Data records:
***
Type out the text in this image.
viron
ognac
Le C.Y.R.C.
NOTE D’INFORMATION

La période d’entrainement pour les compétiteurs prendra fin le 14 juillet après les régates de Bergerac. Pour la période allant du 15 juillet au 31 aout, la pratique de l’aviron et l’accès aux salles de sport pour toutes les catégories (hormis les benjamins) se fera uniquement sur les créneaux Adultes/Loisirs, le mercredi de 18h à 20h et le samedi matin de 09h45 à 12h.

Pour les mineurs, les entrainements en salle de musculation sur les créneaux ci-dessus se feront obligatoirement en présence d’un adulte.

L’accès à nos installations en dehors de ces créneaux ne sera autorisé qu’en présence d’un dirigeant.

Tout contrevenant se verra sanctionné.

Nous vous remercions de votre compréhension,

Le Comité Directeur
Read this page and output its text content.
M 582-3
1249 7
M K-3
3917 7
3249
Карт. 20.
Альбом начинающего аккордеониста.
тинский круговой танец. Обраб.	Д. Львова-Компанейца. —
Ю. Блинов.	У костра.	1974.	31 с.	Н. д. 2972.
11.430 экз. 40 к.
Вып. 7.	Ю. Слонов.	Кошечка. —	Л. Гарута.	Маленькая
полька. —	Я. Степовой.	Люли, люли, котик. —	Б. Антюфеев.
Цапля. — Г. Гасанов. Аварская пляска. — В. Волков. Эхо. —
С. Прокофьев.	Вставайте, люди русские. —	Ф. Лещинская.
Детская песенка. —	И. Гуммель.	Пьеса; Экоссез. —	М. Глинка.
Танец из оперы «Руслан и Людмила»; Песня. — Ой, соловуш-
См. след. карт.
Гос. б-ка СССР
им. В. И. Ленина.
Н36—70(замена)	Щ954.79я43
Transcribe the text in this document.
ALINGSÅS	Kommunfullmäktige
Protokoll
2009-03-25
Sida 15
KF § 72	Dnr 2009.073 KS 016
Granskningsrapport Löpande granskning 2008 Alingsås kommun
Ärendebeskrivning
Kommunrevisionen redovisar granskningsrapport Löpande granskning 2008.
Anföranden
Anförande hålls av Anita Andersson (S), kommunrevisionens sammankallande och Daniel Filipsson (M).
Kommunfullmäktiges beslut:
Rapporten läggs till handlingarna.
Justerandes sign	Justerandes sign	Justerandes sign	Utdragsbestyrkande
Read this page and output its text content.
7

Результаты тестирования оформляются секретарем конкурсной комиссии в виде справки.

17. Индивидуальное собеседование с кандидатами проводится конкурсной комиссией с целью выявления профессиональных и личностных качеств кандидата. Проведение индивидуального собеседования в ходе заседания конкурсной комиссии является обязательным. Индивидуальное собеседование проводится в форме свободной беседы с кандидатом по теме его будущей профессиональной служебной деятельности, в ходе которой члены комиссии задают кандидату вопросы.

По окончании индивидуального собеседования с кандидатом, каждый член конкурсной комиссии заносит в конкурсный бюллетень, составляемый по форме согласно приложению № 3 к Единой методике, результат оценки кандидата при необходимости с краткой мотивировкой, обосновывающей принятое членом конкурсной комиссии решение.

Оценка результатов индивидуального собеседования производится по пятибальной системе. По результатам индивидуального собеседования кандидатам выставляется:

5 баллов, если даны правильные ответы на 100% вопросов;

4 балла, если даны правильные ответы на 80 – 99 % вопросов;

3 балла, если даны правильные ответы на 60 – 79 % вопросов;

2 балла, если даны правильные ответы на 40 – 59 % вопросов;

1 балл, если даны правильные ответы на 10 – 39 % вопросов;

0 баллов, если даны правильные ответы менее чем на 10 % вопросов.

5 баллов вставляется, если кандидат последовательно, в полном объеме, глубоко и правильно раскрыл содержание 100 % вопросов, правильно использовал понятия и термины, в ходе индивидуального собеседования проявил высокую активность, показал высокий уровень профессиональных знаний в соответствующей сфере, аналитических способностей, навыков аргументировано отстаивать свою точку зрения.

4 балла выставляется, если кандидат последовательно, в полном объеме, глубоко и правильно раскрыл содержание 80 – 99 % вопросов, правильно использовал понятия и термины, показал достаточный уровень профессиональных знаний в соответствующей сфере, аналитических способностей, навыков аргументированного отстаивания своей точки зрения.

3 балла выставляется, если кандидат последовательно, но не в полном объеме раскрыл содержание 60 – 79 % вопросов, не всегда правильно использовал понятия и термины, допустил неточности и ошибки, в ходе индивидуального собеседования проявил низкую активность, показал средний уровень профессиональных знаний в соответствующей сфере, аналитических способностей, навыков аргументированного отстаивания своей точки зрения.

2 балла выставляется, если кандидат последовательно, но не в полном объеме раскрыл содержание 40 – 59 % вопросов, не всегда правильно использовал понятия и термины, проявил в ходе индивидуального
***
:: What this task involves ::
Repeat the entries exactly, all of them.

:: Written answer ::
Type out the text in this image.
viron
ognac
Le C.Y.R.C.
NOTE D’INFORMATION

La période d’entrainement pour les compétiteurs prendra fin le 14 juillet après les régates de Bergerac. Pour la période allant du 15 juillet au 31 aout, la pratique de l’aviron et l’accès aux salles de sport pour toutes les catégories (hormis les benjamins) se fera uniquement sur les créneaux Adultes/Loisirs, le mercredi de 18h à 20h et le samedi matin de 09h45 à 12h.

Pour les mineurs, les entrainements en salle de musculation sur les créneaux ci-dessus se feront obligatoirement en présence d’un adulte.

L’accès à nos installations en dehors de ces créneaux ne sera autorisé qu’en présence d’un dirigeant.

Tout contrevenant se verra sanctionné.

Nous vous remercions de votre compréhension,

Le Comité Directeur
Read this page and output its text content.
M 582-3
1249 7
M K-3
3917 7
3249
Карт. 20.
Альбом начинающего аккордеониста.
тинский круговой танец. Обраб.	Д. Львова-Компанейца. —
Ю. Блинов.	У костра.	1974.	31 с.	Н. д. 2972.
11.430 экз. 40 к.
Вып. 7.	Ю. Слонов.	Кошечка. —	Л. Гарута.	Маленькая
полька. —	Я. Степовой.	Люли, люли, котик. —	Б. Антюфеев.
Цапля. — Г. Гасанов. Аварская пляска. — В. Волков. Эхо. —
С. Прокофьев.	Вставайте, люди русские. —	Ф. Лещинская.
Детская песенка. —	И. Гуммель.	Пьеса; Экоссез. —	М. Глинка.
Танец из оперы «Руслан и Людмила»; Песня. — Ой, соловуш-
См. след. карт.
Гос. б-ка СССР
им. В. И. Ленина.
Н36—70(замена)	Щ954.79я43
Transcribe the text in this document.
ALINGSÅS	Kommunfullmäktige
Protokoll
2009-03-25
Sida 15
KF § 72	Dnr 2009.073 KS 016
Granskningsrapport Löpande granskning 2008 Alingsås kommun
Ärendebeskrivning
Kommunrevisionen redovisar granskningsrapport Löpande granskning 2008.
Anföranden
Anförande hålls av Anita Andersson (S), kommunrevisionens sammankallande och Daniel Filipsson (M).
Kommunfullmäktiges beslut:
Rapporten läggs till handlingarna.
Justerandes sign	Justerandes sign	Justerandes sign	Utdragsbestyrkande
Read this page and output its text content.
7

Результаты тестирования оформляются секретарем конкурсной комиссии в виде справки.

17. Индивидуальное собеседование с кандидатами проводится конкурсной комиссией с целью выявления профессиональных и личностных качеств кандидата. Проведение индивидуального собеседования в ходе заседания конкурсной комиссии является обязательным. Индивидуальное собеседование проводится в форме свободной беседы с кандидатом по теме его будущей профессиональной служебной деятельности, в ходе которой члены комиссии задают кандидату вопросы.

По окончании индивидуального собеседования с кандидатом, каждый член конкурсной комиссии заносит в конкурсный бюллетень, составляемый по форме согласно приложению № 3 к Единой методике, результат оценки кандидата при необходимости с краткой мотивировкой, обосновывающей принятое членом конкурсной комиссии решение.

Оценка результатов индивидуального собеседования производится по пятибальной системе. По результатам индивидуального собеседования кандидатам выставляется:

5 баллов, если даны правильные ответы на 100% вопросов;

4 балла, если даны правильные ответы на 80 – 99 % вопросов;

3 балла, если даны правильные ответы на 60 – 79 % вопросов;

2 балла, если даны правильные ответы на 40 – 59 % вопросов;

1 балл, если даны правильные ответы на 10 – 39 % вопросов;

0 баллов, если даны правильные ответы менее чем на 10 % вопросов.

5 баллов вставляется, если кандидат последовательно, в полном объеме, глубоко и правильно раскрыл содержание 100 % вопросов, правильно использовал понятия и термины, в ходе индивидуального собеседования проявил высокую активность, показал высокий уровень профессиональных знаний в соответствующей сфере, аналитических способностей, навыков аргументировано отстаивать свою точку зрения.

4 балла выставляется, если кандидат последовательно, в полном объеме, глубоко и правильно раскрыл содержание 80 – 99 % вопросов, правильно использовал понятия и термины, показал достаточный уровень профессиональных знаний в соответствующей сфере, аналитических способностей, навыков аргументированного отстаивания своей точки зрения.

3 балла выставляется, если кандидат последовательно, но не в полном объеме раскрыл содержание 60 – 79 % вопросов, не всегда правильно использовал понятия и термины, допустил неточности и ошибки, в ходе индивидуального собеседования проявил низкую активность, показал средний уровень профессиональных знаний в соответствующей сфере, аналитических способностей, навыков аргументированного отстаивания своей точки зрения.

2 балла выставляется, если кандидат последовательно, но не в полном объеме раскрыл содержание 40 – 59 % вопросов, не всегда правильно использовал понятия и термины, проявил в ходе индивидуального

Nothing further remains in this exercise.